= Exercise input =

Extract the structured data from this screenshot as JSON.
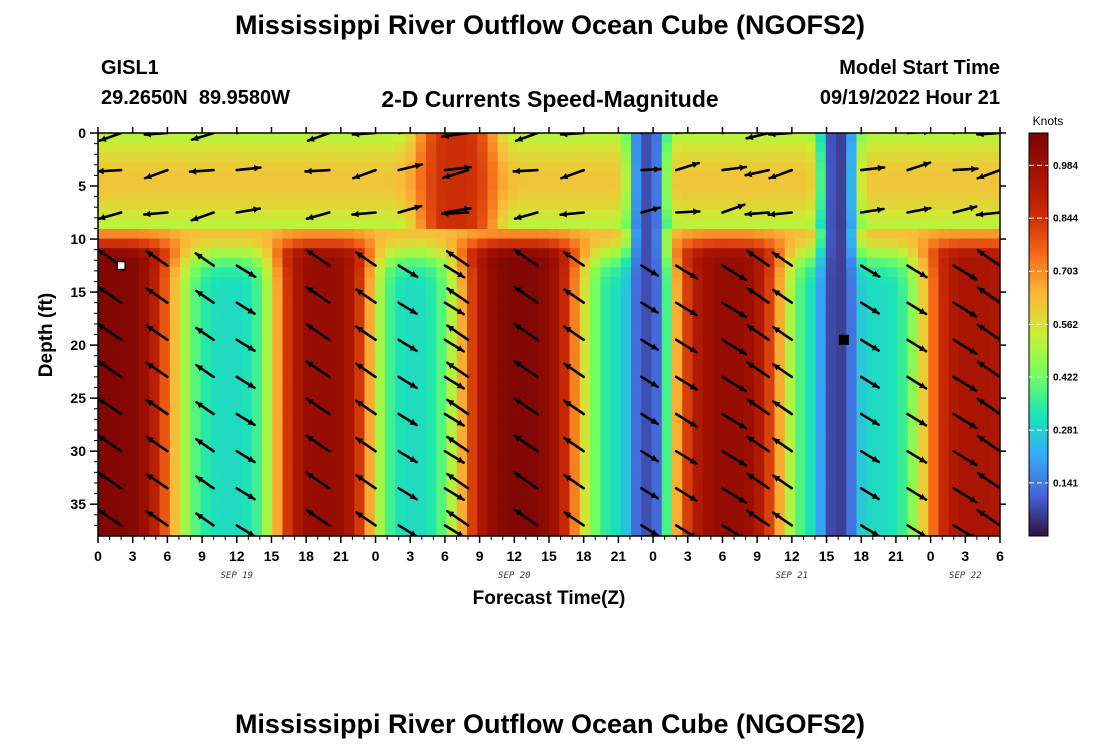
{
  "header": {
    "title": "Mississippi River Outflow Ocean Cube (NGOFS2)",
    "station_name": "GISL1",
    "station_coords": "29.2650N  89.9580W",
    "subtitle": "2-D Currents Speed-Magnitude",
    "model_start_label": "Model Start Time",
    "model_start_value": "09/19/2022 Hour 21"
  },
  "footer": {
    "title": "Mississippi River Outflow Ocean Cube (NGOFS2)"
  },
  "chart_data": {
    "type": "heatmap",
    "title": "2-D Currents Speed-Magnitude",
    "xlabel": "Forecast Time(Z)",
    "ylabel": "Depth (ft)",
    "xlim": [
      0,
      78
    ],
    "ylim": [
      38,
      0
    ],
    "x_tick_values": [
      0,
      3,
      6,
      9,
      12,
      15,
      18,
      21,
      24,
      27,
      30,
      33,
      36,
      39,
      42,
      45,
      48,
      51,
      54,
      57,
      60,
      63,
      66,
      69,
      72,
      75,
      78
    ],
    "x_tick_labels": [
      "0",
      "3",
      "6",
      "9",
      "12",
      "15",
      "18",
      "21",
      "0",
      "3",
      "6",
      "9",
      "12",
      "15",
      "18",
      "21",
      "0",
      "3",
      "6",
      "9",
      "12",
      "15",
      "18",
      "21",
      "0",
      "3",
      "6"
    ],
    "y_ticks": [
      0,
      5,
      10,
      15,
      20,
      25,
      30,
      35
    ],
    "y_tick_labels": [
      "0",
      "5",
      "10",
      "15",
      "20",
      "25",
      "30",
      "35"
    ],
    "date_labels": [
      {
        "x": 12,
        "label": "SEP 19"
      },
      {
        "x": 36,
        "label": "SEP 20"
      },
      {
        "x": 60,
        "label": "SEP 21"
      },
      {
        "x": 75,
        "label": "SEP 22"
      }
    ],
    "colorbar": {
      "units": "Knots",
      "min": 0,
      "max": 1.07,
      "tick_values": [
        0.141,
        0.281,
        0.422,
        0.562,
        0.703,
        0.844,
        0.984
      ],
      "tick_labels": [
        "0.141",
        "0.281",
        "0.422",
        "0.562",
        "0.703",
        "0.844",
        "0.984"
      ]
    },
    "surface_depth_limit_ft": 9,
    "peaks": [
      {
        "x": 1,
        "half_width": 6,
        "subsurface": 1.05,
        "surface": 0.1
      },
      {
        "x": 19.5,
        "half_width": 4.5,
        "subsurface": 1.0,
        "surface": 0.15
      },
      {
        "x": 31,
        "half_width": 3.5,
        "subsurface": 0.0,
        "surface": 0.85
      },
      {
        "x": 36.5,
        "half_width": 5.5,
        "subsurface": 1.05,
        "surface": 0.3
      },
      {
        "x": 54.5,
        "half_width": 5.0,
        "subsurface": 1.0,
        "surface": 0.15
      },
      {
        "x": 76,
        "half_width": 5.0,
        "subsurface": 0.95,
        "surface": 0.15
      }
    ],
    "minima": [
      {
        "x": 47.5,
        "speed": 0.08
      },
      {
        "x": 64,
        "speed": 0.06
      }
    ],
    "background_speed": {
      "deep": 0.3,
      "mid_depth": 0.62,
      "surface": 0.5
    },
    "vector_x": [
      2,
      6,
      10,
      12,
      20,
      24,
      26,
      30,
      32,
      38,
      42,
      47,
      50,
      54,
      58,
      60,
      66,
      70,
      74,
      78
    ],
    "vector_depth": [
      0,
      3.5,
      7.5,
      12.5,
      16,
      19.5,
      23,
      26.5,
      30,
      33.5,
      37
    ],
    "marker": {
      "x": 64.5,
      "depth": 19.5
    },
    "white_marker": {
      "x": 2,
      "depth": 12.5
    }
  }
}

= What this task involves =
Repeat the entries exactly. Pictures are excluded from the copy.

= Response to this exercise =
Extract the structured data from this screenshot as JSON.
{
  "header": {
    "title": "Mississippi River Outflow Ocean Cube (NGOFS2)",
    "station_name": "GISL1",
    "station_coords": "29.2650N  89.9580W",
    "subtitle": "2-D Currents Speed-Magnitude",
    "model_start_label": "Model Start Time",
    "model_start_value": "09/19/2022 Hour 21"
  },
  "footer": {
    "title": "Mississippi River Outflow Ocean Cube (NGOFS2)"
  },
  "chart_data": {
    "type": "heatmap",
    "title": "2-D Currents Speed-Magnitude",
    "xlabel": "Forecast Time(Z)",
    "ylabel": "Depth (ft)",
    "xlim": [
      0,
      78
    ],
    "ylim": [
      38,
      0
    ],
    "x_tick_values": [
      0,
      3,
      6,
      9,
      12,
      15,
      18,
      21,
      24,
      27,
      30,
      33,
      36,
      39,
      42,
      45,
      48,
      51,
      54,
      57,
      60,
      63,
      66,
      69,
      72,
      75,
      78
    ],
    "x_tick_labels": [
      "0",
      "3",
      "6",
      "9",
      "12",
      "15",
      "18",
      "21",
      "0",
      "3",
      "6",
      "9",
      "12",
      "15",
      "18",
      "21",
      "0",
      "3",
      "6",
      "9",
      "12",
      "15",
      "18",
      "21",
      "0",
      "3",
      "6"
    ],
    "y_ticks": [
      0,
      5,
      10,
      15,
      20,
      25,
      30,
      35
    ],
    "y_tick_labels": [
      "0",
      "5",
      "10",
      "15",
      "20",
      "25",
      "30",
      "35"
    ],
    "date_labels": [
      {
        "x": 12,
        "label": "SEP 19"
      },
      {
        "x": 36,
        "label": "SEP 20"
      },
      {
        "x": 60,
        "label": "SEP 21"
      },
      {
        "x": 75,
        "label": "SEP 22"
      }
    ],
    "colorbar": {
      "units": "Knots",
      "min": 0,
      "max": 1.07,
      "tick_values": [
        0.141,
        0.281,
        0.422,
        0.562,
        0.703,
        0.844,
        0.984
      ],
      "tick_labels": [
        "0.141",
        "0.281",
        "0.422",
        "0.562",
        "0.703",
        "0.844",
        "0.984"
      ]
    },
    "surface_depth_limit_ft": 9,
    "peaks": [
      {
        "x": 1,
        "half_width": 6,
        "subsurface": 1.05,
        "surface": 0.1
      },
      {
        "x": 19.5,
        "half_width": 4.5,
        "subsurface": 1.0,
        "surface": 0.15
      },
      {
        "x": 31,
        "half_width": 3.5,
        "subsurface": 0.0,
        "surface": 0.85
      },
      {
        "x": 36.5,
        "half_width": 5.5,
        "subsurface": 1.05,
        "surface": 0.3
      },
      {
        "x": 54.5,
        "half_width": 5.0,
        "subsurface": 1.0,
        "surface": 0.15
      },
      {
        "x": 76,
        "half_width": 5.0,
        "subsurface": 0.95,
        "surface": 0.15
      }
    ],
    "minima": [
      {
        "x": 47.5,
        "speed": 0.08
      },
      {
        "x": 64,
        "speed": 0.06
      }
    ],
    "background_speed": {
      "deep": 0.3,
      "mid_depth": 0.62,
      "surface": 0.5
    },
    "vector_x": [
      2,
      6,
      10,
      12,
      20,
      24,
      26,
      30,
      32,
      38,
      42,
      47,
      50,
      54,
      58,
      60,
      66,
      70,
      74,
      78
    ],
    "vector_depth": [
      0,
      3.5,
      7.5,
      12.5,
      16,
      19.5,
      23,
      26.5,
      30,
      33.5,
      37
    ],
    "marker": {
      "x": 64.5,
      "depth": 19.5
    },
    "white_marker": {
      "x": 2,
      "depth": 12.5
    }
  }
}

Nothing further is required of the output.